== PROBLEM SET ==
1. Please reproduce the pen thread word for word from "I've checked a" to "might like them.".
2. Continue the forum thread on the value of two old fountain pens, starting after its last line.
* begin PASSAGE SHOWN *
# Value Question



## jleiwig (Dec 29, 2009)

I have the two following pens I got from my parents.

The first is a Parker Super 21 in blue, 1965 vintage from what my father remembers.











The second is what is commonly referred to as the Sheaffer school pen, again I'd guess late 50s/early 60s vintage by speaking with my mother.








I've checked a bit and the value varies quite greatly on these, but I haven't seen one over $100 each.  Would it be worth my time to clean them and buff them out and sell them?  Or should I just use them?  

I'm new to fountain pens, so I'm curious as to what others think.


----------



## snowman56 (Dec 29, 2009)

Try it you might like them.


----------



## jleiwig (Dec 29, 2009)

Would the Parker loose value if I replaced the sac?


----------



## jttheclockman (Dec 29, 2009)

Justin

I would say the very best place to ask these questions and get some straight shootin answers would be here. 

http://www.fountainpennetwork.com/forum/index.php?act=idx


----------



## ldb2000 (Dec 29, 2009)
* end PASSAGE SHOWN *
* begin GIVEN ENTRIES *
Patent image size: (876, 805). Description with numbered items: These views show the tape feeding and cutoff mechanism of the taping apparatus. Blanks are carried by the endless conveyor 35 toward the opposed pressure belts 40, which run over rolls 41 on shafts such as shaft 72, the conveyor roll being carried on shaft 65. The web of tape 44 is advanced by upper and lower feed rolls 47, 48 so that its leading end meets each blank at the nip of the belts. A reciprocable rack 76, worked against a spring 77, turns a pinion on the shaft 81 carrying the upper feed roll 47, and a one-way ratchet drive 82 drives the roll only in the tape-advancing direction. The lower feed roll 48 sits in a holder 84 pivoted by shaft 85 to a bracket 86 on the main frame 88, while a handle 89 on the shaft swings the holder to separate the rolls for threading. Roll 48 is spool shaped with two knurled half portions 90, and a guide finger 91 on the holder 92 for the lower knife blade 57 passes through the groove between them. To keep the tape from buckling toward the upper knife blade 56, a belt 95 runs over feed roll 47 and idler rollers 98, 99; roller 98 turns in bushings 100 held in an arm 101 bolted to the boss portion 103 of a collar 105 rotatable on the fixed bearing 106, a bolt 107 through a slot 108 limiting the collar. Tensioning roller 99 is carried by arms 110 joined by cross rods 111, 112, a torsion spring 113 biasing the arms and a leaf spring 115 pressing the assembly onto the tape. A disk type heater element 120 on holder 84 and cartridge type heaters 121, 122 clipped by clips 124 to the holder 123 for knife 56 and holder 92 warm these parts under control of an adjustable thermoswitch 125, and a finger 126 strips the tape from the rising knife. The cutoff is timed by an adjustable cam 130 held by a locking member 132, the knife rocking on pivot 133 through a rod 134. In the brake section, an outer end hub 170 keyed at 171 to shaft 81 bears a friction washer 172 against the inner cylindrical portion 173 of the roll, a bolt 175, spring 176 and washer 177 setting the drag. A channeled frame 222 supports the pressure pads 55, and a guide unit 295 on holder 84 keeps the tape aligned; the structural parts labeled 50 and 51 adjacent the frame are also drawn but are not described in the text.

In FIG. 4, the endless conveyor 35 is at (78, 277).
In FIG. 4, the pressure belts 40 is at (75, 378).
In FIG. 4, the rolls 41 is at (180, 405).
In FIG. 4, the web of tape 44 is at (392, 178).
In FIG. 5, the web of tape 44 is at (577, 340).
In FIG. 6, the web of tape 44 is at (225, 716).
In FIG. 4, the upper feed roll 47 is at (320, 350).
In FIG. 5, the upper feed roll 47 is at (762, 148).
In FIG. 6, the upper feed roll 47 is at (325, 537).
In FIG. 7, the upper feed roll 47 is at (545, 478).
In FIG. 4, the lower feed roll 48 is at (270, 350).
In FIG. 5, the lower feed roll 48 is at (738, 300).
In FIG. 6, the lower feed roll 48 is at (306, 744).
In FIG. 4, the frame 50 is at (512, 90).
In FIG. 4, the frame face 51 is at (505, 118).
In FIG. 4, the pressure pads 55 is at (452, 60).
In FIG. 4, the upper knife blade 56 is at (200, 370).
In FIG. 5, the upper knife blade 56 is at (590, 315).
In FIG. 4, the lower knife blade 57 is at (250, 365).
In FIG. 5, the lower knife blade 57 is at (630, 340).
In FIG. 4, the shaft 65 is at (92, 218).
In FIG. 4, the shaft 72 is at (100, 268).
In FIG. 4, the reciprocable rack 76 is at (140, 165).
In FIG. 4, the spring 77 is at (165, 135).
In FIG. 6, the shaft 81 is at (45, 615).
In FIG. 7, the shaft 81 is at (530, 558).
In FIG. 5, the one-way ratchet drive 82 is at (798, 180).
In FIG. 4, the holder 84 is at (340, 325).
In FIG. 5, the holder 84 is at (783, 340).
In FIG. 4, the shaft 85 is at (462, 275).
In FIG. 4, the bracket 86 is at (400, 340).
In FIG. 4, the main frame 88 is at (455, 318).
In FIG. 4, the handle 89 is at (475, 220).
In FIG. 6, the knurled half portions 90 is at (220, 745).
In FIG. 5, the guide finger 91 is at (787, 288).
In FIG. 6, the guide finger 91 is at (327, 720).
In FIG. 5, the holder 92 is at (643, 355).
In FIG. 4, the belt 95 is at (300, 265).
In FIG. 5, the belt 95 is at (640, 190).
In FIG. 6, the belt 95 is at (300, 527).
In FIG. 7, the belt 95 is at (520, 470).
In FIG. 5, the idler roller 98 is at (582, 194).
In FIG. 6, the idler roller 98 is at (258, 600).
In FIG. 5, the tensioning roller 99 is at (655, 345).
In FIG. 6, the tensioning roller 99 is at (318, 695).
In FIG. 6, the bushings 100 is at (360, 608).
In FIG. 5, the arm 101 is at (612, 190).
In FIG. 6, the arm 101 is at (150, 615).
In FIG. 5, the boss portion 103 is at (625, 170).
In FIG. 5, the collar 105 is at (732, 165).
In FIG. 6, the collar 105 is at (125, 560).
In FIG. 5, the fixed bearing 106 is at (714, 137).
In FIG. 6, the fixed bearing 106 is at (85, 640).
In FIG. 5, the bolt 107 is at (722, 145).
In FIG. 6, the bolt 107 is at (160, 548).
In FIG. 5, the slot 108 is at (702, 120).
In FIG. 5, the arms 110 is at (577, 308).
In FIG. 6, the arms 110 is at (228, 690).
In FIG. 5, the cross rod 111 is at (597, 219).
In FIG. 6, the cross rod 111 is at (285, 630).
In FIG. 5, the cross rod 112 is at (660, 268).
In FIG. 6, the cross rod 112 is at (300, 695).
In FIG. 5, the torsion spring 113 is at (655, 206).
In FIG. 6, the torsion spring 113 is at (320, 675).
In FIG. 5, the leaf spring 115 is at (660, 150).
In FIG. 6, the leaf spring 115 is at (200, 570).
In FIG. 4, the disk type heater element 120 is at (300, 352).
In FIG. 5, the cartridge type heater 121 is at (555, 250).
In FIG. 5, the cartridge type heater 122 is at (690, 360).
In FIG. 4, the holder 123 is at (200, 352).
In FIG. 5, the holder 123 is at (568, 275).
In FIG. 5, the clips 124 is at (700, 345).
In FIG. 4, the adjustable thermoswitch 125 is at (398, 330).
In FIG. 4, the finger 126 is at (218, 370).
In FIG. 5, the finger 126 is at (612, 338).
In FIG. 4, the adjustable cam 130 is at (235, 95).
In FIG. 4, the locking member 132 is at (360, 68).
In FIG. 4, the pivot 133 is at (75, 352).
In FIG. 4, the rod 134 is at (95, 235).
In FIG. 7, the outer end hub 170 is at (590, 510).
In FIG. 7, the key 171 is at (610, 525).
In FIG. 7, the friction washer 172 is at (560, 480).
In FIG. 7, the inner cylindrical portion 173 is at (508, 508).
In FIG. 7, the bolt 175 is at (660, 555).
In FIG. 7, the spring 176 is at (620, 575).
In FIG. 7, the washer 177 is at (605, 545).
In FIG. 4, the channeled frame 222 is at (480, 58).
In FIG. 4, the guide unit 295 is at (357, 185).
* end GIVEN ENTRIES *
== OUTPUTS ==
1.
I've checked a bit and the value varies quite greatly on these, but I haven't seen one over $100 each.  Would it be worth my time to clean them and buff them out and sell them?  Or should I just use them?  

I'm new to fountain pens, so I'm curious as to what others think.


----------



## snowman56 (Dec 29, 2009)

Try it you might like them.

2.
Neither pen is really worth very much except to someone who is collecting them . I'm a Parker collector and just bought a "21" for under $20 in like new condition . I don't know much about the sheaffer but school pens were never very expensive when new so I don't think it will have much value now . The Parker is a very nice writing pen , I love mine , just use a quality ink in it , Parker "Quink" is what I use in mine .
Changing the sac shouldn't change the price much on that pen .
Like John said check out the fountain pen network , also check out Richard Binders site http://www.richardspens.com/ he has allot of info on parker pens including the 21's .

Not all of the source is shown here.